▶ PROBLEM REQUIREMENTS
Show each line from the listing that includes the word "hair".

▶ SOURCE RECORDS

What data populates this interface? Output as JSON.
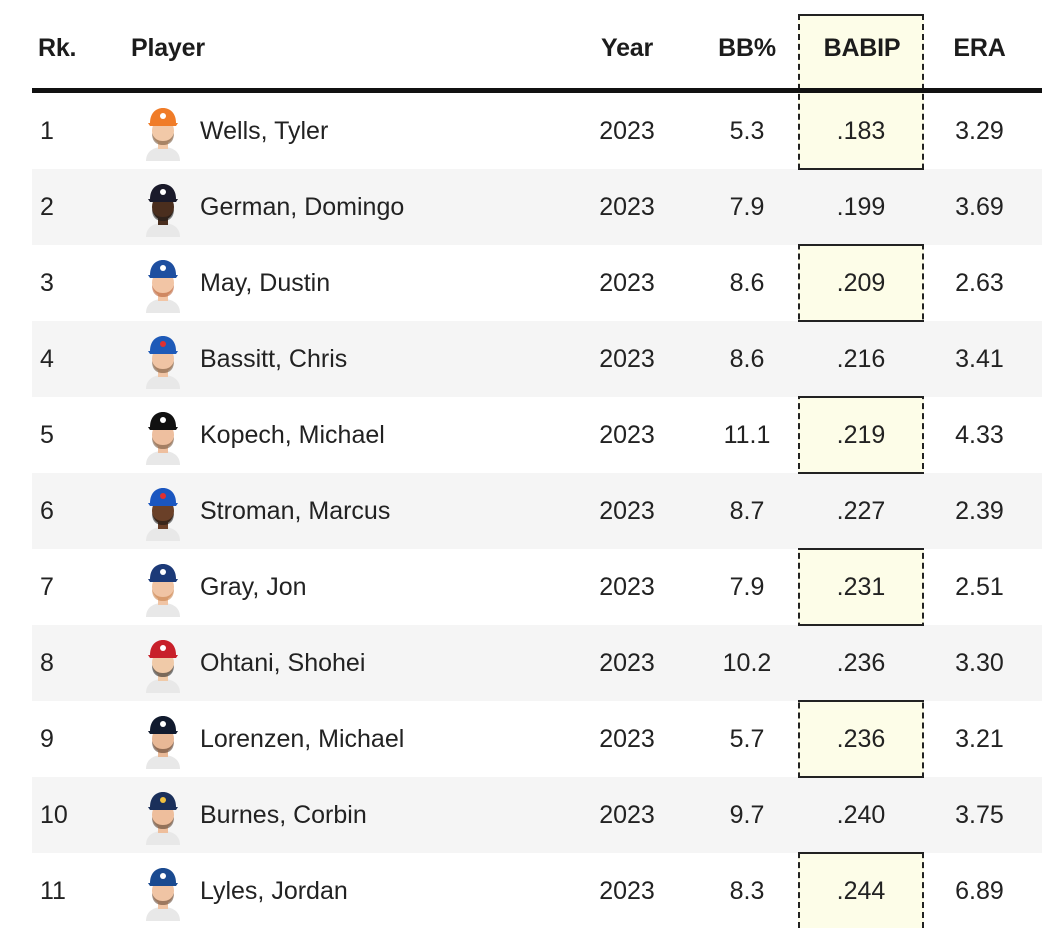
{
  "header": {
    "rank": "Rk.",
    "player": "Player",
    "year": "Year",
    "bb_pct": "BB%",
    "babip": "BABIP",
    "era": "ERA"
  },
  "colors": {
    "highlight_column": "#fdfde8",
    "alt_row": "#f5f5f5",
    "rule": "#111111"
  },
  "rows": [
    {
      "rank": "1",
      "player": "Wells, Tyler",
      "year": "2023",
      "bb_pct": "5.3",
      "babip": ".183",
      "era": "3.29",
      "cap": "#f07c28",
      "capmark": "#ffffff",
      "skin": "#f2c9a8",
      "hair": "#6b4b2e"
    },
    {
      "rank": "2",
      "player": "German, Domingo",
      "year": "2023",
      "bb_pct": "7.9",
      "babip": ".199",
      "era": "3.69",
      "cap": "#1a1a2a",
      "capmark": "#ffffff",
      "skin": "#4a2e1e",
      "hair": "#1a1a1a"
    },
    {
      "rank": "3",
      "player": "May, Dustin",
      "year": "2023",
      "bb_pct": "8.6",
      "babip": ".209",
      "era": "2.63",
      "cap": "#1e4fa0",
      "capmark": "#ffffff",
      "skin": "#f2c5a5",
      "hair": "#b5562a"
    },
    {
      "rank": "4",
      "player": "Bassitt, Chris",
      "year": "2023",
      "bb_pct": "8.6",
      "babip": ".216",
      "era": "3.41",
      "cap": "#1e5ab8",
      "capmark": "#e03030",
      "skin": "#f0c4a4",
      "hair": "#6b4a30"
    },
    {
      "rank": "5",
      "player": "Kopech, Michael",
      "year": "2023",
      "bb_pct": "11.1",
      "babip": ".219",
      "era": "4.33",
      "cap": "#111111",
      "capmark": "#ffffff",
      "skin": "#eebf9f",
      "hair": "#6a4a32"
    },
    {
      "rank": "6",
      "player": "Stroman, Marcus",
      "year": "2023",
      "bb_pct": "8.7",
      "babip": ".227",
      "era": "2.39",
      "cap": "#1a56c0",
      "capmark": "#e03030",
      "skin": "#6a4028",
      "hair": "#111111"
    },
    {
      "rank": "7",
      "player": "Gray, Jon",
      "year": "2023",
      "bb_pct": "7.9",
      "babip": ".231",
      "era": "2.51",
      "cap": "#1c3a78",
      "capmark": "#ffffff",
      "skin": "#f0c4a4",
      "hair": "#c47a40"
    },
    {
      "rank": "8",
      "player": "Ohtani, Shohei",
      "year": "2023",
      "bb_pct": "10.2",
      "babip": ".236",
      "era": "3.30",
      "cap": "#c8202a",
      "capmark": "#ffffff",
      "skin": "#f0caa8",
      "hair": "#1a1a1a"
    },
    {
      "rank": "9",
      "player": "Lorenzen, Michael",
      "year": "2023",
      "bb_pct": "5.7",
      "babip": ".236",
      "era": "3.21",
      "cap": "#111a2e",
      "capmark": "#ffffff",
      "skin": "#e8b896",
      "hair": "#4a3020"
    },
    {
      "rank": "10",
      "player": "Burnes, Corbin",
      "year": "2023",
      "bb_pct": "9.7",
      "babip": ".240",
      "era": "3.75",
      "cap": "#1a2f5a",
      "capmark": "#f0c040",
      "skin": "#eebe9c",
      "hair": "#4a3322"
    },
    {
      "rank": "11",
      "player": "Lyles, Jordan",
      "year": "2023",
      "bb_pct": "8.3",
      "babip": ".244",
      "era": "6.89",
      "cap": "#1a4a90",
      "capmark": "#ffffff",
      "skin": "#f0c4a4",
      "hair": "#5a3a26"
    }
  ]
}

* * *

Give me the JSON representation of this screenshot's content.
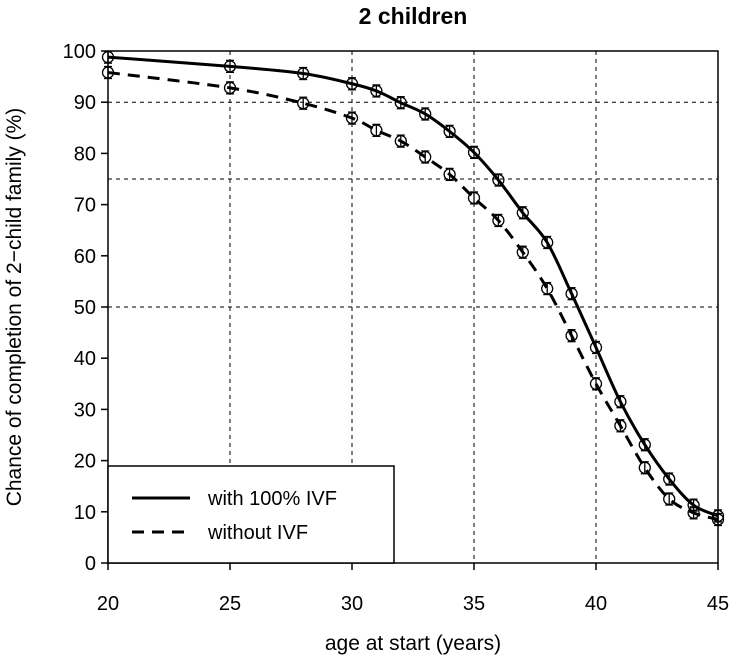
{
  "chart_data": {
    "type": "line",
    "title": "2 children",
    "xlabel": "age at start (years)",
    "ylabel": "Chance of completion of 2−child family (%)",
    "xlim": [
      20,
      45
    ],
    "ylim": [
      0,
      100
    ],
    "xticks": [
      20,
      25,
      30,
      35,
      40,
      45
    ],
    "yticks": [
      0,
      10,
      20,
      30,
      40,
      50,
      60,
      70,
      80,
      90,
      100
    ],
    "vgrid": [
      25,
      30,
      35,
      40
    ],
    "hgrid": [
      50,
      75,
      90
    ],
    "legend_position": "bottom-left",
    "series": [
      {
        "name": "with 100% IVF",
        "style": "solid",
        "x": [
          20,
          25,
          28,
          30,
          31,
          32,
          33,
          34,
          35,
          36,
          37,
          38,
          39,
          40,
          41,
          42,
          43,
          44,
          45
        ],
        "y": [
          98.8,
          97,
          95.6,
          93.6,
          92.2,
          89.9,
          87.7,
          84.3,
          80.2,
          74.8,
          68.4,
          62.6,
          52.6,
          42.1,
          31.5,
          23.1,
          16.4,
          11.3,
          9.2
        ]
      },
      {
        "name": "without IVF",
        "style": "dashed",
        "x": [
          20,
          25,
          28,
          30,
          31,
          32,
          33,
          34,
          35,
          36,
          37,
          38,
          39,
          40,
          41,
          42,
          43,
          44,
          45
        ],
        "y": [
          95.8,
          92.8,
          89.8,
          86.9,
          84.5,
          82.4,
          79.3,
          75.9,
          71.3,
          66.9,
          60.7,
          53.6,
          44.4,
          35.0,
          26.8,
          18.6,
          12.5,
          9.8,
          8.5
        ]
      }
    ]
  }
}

---

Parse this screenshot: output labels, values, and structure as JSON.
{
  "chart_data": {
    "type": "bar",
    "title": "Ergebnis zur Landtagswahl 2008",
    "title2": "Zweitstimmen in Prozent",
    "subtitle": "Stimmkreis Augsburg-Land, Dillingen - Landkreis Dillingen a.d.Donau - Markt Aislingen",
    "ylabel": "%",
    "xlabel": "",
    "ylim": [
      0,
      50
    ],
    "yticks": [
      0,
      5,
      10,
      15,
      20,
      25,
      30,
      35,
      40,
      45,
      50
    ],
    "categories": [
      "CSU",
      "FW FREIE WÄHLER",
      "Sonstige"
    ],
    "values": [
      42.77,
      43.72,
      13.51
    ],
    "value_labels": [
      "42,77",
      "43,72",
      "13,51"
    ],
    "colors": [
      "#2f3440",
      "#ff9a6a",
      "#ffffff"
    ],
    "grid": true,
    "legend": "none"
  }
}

▶ TASK OUTPUT
      "hair": "#6b4b2e"
      "hair": "#1a1a1a"
      "hair": "#b5562a"
      "hair": "#6b4a30"
      "hair": "#6a4a32"
      "hair": "#111111"
      "hair": "#c47a40"
      "hair": "#1a1a1a"
      "hair": "#4a3020"
      "hair": "#4a3322"
      "hair": "#5a3a26"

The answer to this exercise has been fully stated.